**Your goal**
Search the listing below for "available". Copy each matching line.

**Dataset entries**
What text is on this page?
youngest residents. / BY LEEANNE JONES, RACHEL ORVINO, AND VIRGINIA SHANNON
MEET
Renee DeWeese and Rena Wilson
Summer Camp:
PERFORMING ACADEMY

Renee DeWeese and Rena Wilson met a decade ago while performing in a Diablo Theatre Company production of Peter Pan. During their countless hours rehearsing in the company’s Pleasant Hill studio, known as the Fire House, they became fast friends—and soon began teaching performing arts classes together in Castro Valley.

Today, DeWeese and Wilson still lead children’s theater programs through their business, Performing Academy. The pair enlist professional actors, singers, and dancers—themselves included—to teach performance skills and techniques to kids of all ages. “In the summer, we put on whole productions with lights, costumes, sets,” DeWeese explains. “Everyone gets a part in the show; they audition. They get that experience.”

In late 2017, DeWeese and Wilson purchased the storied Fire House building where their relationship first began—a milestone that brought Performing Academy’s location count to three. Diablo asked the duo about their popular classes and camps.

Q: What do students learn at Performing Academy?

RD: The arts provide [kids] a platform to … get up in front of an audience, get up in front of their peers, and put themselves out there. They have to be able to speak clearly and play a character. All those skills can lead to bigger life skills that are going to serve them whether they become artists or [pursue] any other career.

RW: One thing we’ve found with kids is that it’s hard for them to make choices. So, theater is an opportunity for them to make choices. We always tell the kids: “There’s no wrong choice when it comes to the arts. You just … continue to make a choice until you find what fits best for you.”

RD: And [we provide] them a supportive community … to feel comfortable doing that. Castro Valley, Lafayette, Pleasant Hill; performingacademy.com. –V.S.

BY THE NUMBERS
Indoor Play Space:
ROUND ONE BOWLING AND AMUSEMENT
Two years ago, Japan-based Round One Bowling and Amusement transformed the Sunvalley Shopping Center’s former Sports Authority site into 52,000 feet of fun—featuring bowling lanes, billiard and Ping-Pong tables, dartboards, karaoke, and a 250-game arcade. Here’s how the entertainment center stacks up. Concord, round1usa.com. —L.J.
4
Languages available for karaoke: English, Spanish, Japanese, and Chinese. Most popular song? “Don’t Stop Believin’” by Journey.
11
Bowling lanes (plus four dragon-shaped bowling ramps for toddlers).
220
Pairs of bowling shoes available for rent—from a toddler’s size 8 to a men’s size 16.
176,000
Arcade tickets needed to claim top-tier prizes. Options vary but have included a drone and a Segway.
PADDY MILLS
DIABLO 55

**Output for this task**
Languages available for karaoke: English, Spanish, Japanese, and Chinese. Most popular song? “Don’t Stop Believin’” by Journey.
Pairs of bowling shoes available for rent—from a toddler’s size 8 to a men’s size 16.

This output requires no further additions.